## THE PROBLEM
Copy every line of the data in which the word "salinity" occurs.

── PROVIDED MATERIAL

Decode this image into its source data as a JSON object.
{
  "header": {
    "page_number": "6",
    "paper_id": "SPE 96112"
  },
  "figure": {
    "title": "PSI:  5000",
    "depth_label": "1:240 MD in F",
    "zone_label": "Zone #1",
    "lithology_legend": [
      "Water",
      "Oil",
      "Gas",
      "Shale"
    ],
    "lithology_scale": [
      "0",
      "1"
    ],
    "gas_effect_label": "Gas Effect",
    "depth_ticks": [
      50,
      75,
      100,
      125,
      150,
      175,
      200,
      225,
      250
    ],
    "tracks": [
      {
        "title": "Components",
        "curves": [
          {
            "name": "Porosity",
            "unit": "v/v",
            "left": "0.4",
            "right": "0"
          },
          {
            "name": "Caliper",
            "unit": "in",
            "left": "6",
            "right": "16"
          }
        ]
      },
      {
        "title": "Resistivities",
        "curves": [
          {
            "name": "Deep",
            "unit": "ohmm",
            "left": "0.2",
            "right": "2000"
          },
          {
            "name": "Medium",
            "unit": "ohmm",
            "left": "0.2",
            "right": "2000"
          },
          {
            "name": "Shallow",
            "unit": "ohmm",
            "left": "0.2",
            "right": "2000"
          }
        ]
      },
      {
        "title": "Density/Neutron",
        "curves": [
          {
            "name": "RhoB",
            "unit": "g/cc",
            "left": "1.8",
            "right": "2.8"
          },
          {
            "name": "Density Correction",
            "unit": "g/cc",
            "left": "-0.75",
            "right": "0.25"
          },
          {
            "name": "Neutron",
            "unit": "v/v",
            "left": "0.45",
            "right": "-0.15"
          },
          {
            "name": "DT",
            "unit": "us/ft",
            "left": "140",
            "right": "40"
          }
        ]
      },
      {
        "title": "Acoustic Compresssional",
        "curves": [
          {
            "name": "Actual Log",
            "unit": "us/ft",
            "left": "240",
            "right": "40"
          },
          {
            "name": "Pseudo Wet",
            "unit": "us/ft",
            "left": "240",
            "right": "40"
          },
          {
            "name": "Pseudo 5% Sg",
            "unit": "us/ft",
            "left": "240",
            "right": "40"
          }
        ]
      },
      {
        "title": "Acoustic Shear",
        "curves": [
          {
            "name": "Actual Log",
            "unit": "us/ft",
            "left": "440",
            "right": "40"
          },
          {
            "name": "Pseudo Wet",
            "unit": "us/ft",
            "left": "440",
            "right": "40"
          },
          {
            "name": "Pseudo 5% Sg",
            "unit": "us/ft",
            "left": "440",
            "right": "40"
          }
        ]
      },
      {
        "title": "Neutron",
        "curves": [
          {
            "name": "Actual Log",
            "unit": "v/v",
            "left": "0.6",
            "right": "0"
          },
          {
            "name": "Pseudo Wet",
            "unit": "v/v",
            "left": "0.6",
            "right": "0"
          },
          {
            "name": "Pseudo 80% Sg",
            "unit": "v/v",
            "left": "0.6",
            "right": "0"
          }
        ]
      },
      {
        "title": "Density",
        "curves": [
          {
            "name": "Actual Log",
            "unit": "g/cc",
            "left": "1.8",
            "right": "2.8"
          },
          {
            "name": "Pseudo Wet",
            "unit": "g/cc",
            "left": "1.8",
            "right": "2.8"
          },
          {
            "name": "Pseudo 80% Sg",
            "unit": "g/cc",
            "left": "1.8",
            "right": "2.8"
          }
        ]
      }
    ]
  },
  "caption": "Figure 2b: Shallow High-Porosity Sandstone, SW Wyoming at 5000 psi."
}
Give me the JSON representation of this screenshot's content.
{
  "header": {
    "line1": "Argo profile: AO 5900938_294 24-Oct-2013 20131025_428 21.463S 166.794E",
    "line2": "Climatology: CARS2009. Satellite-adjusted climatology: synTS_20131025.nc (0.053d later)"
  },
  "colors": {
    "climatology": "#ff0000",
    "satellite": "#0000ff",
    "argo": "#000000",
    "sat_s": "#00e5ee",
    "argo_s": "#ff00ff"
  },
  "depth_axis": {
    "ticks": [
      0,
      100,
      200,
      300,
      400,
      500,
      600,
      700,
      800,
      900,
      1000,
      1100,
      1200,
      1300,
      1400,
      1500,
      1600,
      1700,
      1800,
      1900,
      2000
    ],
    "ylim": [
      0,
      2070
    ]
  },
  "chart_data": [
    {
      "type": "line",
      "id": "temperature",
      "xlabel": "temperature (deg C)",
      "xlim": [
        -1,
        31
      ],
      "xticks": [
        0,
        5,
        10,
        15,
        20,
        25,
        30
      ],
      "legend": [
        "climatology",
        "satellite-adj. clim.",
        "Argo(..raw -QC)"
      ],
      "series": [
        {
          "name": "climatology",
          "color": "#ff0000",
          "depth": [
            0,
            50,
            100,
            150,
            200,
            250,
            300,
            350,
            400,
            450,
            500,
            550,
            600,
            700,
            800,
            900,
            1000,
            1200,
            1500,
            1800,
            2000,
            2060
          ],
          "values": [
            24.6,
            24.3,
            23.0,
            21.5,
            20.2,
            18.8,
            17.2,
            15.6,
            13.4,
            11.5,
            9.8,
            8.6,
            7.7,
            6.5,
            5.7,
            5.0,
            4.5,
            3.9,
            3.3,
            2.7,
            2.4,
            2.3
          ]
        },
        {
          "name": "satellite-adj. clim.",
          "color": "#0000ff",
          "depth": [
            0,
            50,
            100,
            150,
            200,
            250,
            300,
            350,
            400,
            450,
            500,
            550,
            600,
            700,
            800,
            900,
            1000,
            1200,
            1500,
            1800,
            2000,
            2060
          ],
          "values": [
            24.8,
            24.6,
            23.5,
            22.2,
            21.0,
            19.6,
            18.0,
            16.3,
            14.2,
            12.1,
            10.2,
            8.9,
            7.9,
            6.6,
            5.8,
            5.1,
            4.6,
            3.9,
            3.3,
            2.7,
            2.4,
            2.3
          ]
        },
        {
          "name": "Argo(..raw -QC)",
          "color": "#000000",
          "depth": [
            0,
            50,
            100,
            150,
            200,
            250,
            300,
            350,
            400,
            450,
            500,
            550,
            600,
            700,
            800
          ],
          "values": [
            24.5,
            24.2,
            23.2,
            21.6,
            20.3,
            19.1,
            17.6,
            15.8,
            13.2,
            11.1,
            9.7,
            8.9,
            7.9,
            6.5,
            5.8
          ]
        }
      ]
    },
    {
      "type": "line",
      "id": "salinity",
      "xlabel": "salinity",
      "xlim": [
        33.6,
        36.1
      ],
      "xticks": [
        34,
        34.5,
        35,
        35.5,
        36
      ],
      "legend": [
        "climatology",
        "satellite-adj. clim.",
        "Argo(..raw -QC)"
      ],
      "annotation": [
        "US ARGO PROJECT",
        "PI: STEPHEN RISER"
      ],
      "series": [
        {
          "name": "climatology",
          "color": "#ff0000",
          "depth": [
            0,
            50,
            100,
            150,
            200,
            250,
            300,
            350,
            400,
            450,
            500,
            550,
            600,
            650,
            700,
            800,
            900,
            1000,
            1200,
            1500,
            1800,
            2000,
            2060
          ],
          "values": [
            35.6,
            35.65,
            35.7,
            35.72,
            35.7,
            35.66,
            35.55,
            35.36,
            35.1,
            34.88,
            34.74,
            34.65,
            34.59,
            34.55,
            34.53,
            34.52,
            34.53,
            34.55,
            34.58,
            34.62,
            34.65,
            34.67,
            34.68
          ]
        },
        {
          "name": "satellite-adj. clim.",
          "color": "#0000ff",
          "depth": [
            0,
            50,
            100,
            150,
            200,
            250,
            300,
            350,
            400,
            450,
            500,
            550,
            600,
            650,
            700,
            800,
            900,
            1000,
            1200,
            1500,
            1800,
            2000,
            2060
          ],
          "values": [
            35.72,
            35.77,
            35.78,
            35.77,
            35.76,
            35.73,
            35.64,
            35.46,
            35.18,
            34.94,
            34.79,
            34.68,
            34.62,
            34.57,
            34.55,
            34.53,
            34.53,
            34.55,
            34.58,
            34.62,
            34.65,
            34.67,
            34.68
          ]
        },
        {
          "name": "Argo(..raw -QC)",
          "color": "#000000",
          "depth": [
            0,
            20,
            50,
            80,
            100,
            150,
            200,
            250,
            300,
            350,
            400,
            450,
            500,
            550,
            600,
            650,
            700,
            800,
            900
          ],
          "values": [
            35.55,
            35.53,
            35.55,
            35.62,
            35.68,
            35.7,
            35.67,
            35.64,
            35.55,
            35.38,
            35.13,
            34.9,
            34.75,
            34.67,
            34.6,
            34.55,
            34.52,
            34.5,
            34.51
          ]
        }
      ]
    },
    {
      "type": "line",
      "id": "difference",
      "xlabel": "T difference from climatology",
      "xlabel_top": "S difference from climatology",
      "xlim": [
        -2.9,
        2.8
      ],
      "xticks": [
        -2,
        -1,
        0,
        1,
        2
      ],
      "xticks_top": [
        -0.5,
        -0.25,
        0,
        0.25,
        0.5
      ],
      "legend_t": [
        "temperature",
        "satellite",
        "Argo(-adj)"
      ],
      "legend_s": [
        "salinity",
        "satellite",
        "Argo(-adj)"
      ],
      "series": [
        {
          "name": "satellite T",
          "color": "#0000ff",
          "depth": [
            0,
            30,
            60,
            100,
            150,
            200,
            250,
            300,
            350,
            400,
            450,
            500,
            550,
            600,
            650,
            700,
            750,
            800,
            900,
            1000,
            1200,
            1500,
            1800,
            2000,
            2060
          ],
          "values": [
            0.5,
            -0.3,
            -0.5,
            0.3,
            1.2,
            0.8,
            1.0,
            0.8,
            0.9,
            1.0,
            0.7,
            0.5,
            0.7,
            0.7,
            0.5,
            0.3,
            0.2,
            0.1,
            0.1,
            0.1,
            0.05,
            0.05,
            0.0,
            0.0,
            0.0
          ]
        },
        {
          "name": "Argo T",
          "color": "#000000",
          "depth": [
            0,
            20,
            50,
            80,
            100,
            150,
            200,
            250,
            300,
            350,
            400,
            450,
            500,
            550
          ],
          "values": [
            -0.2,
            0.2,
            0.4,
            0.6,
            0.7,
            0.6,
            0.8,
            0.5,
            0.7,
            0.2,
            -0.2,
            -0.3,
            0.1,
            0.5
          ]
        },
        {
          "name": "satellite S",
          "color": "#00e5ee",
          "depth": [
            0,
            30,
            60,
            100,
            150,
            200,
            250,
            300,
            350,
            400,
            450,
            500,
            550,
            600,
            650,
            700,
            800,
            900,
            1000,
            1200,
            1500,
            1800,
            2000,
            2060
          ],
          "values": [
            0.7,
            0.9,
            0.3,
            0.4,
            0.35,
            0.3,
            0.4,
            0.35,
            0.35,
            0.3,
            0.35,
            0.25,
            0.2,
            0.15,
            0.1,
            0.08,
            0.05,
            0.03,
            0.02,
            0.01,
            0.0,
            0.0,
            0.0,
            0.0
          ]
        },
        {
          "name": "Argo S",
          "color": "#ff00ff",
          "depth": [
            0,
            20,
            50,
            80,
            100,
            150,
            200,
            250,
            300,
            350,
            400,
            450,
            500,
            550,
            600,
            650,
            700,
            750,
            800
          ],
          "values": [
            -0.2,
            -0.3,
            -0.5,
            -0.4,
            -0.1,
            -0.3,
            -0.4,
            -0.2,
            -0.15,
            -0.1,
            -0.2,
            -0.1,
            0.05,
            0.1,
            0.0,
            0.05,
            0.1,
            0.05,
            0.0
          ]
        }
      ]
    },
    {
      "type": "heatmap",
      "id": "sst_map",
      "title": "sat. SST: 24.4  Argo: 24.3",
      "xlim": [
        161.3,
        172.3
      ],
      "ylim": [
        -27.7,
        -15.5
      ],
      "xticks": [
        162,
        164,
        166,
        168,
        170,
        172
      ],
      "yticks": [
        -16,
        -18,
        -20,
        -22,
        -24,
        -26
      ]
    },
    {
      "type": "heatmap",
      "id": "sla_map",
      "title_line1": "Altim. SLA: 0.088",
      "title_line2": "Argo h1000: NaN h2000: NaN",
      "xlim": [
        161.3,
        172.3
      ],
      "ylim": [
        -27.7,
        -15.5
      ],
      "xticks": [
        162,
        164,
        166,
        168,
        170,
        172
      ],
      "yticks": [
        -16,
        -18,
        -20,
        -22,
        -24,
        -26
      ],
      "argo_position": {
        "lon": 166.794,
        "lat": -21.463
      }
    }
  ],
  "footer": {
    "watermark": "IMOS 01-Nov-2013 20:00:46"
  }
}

────

## TASK OUTPUT
      "id": "salinity",
      "xlabel": "salinity",
        "salinity",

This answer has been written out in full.